Required work:
A – In the FAST Search Web crawler configuration page, which template is described as the starting point for setting up a FAST Search Web crawler?
B – Please carry on the FAST Search Web crawler configuration page after its final sentence.

Page text:

_ _ _ _ _

Configure the FAST Search Web crawler
Published: May 12, 2010
The FAST Search Web crawler is highly customizable and is able to scale to large environments, for example when your organization is crawling a large number of external websites.
You install the FAST Search Web crawler by installing FAST Search Server 2010 for SharePoint. Post installation, you need to configure the FAST Search Web crawler for use.
Configuration file templates
The configuration of the FAST Search Web crawler is done by editing a copy of an XML file. You can operate the FAST Search Web crawler through a number of command line tools.
In the <FASTSearchFolder>\etc folder, where <FASTSearchFolder> is the path of the folder where you have installed FAST Search Server 2010 for SharePoint, for example C:\FASTSearch, you will find three configuration templates:
The simple template contains a minimum set of configuration parameters to be entered. This template is the starting point to set up a FAST Search Web crawler. The advanced template describes most options and contains an extensive number of comments. This file can be used as a reference to enable you to set up complex FAST Search Web crawler environments. The RSS template contains the configuration options needed to set up a crawl of RSS content.

_ _ _ _ _

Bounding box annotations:
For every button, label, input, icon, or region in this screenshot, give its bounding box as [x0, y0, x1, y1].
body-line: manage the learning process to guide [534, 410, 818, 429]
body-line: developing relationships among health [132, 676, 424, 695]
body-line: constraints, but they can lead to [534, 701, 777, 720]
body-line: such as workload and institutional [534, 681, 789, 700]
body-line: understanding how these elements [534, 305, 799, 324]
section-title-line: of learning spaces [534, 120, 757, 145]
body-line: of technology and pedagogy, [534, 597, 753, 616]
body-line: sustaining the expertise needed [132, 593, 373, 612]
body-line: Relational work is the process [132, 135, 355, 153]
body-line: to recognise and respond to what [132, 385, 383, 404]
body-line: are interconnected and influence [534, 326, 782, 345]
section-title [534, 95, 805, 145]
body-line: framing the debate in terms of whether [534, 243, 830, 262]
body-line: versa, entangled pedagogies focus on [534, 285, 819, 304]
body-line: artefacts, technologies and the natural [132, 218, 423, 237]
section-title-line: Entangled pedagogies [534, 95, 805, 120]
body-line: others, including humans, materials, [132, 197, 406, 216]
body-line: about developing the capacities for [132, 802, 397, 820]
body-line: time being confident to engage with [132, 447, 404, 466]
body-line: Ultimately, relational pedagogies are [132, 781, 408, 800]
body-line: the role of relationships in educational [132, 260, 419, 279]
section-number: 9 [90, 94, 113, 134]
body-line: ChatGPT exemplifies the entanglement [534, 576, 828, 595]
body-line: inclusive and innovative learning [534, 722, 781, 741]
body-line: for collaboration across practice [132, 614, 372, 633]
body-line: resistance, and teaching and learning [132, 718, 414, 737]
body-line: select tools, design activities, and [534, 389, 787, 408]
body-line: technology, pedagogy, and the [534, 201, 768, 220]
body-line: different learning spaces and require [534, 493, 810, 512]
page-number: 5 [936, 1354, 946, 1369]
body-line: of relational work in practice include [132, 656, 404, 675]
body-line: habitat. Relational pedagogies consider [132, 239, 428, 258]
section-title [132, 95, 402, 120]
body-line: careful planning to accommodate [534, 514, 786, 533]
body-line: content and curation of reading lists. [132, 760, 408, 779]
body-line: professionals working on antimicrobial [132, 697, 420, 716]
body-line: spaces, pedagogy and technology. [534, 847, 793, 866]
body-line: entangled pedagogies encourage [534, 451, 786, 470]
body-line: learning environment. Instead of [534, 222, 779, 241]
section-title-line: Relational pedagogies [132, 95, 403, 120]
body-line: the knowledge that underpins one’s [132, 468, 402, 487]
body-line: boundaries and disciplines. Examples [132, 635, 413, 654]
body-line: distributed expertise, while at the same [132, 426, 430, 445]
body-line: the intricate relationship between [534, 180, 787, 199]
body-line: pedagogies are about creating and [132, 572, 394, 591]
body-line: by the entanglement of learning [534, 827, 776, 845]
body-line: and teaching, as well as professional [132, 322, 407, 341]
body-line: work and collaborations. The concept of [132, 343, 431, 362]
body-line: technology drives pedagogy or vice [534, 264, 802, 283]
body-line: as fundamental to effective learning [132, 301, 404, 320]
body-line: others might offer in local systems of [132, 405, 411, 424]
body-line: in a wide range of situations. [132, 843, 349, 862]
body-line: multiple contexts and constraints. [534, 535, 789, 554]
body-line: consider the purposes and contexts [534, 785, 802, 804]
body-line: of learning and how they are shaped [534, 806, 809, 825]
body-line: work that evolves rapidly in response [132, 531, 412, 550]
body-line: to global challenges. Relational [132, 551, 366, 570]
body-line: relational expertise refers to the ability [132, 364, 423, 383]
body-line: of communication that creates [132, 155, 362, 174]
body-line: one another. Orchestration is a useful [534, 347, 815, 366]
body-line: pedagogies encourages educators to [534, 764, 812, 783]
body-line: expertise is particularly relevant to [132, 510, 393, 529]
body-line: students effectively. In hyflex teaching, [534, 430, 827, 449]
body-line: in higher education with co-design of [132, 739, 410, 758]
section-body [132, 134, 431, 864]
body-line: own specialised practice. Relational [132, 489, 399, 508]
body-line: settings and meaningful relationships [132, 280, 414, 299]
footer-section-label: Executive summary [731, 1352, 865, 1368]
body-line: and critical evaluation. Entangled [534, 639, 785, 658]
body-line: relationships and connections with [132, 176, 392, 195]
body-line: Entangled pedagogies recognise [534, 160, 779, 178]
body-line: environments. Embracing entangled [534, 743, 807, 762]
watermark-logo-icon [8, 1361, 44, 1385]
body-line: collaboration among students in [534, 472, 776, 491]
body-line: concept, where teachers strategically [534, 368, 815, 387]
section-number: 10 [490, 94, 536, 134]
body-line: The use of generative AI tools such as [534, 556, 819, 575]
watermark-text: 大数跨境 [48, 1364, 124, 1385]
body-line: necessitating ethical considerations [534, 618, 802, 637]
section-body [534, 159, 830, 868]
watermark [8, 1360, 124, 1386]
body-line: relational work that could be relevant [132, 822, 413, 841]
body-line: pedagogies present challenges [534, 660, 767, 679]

_ _ _ _ _

Exercise results:
A – The simple template.

B –
Before you set up the first FAST Search Web crawler configuration, copy to the file CrawlerCollectionDefaults.xml.generic.template (located in <FASTSearchFolder>\META\config\profiles\default\templates\installer\) to the <FASTSearchFolder\etc folder. Then rename this file to CrawlerCollectionDefaults.xml.
In case you have a multi-server deployment, copy the CrawlerCollectionDefaults.xml file to the <FASTSearchFolder>\etc folder of each server in the farm that hosts a FAST Search Web crawler component.
If FAST Search Server 2010 for SharePoint was started, you must restart the FAST Search Web crawler process for the changes to take effect.
To set up a basic FAST Search Web crawler configuration, copy the file CrawlerConfigTemplate-Simple.xml that you can find in the <FASTSearchFolder>\etc folder. Give the copied file a new unique name and configure it for your environment. In the same folder, you will find the files CrawlerCollectionDefaults.xml and CrawlerGlobalDefaults.xml. These files contain several default settings for all collections, and do not have to be edited.
If you decide not to use certain sections in the configuration file, consider keeping these sections in your configuration file, but with empty values, instead of removing them from the XML. This will make implementing partial configurations at a later stage easier, as you can keep the remaining configuration intact.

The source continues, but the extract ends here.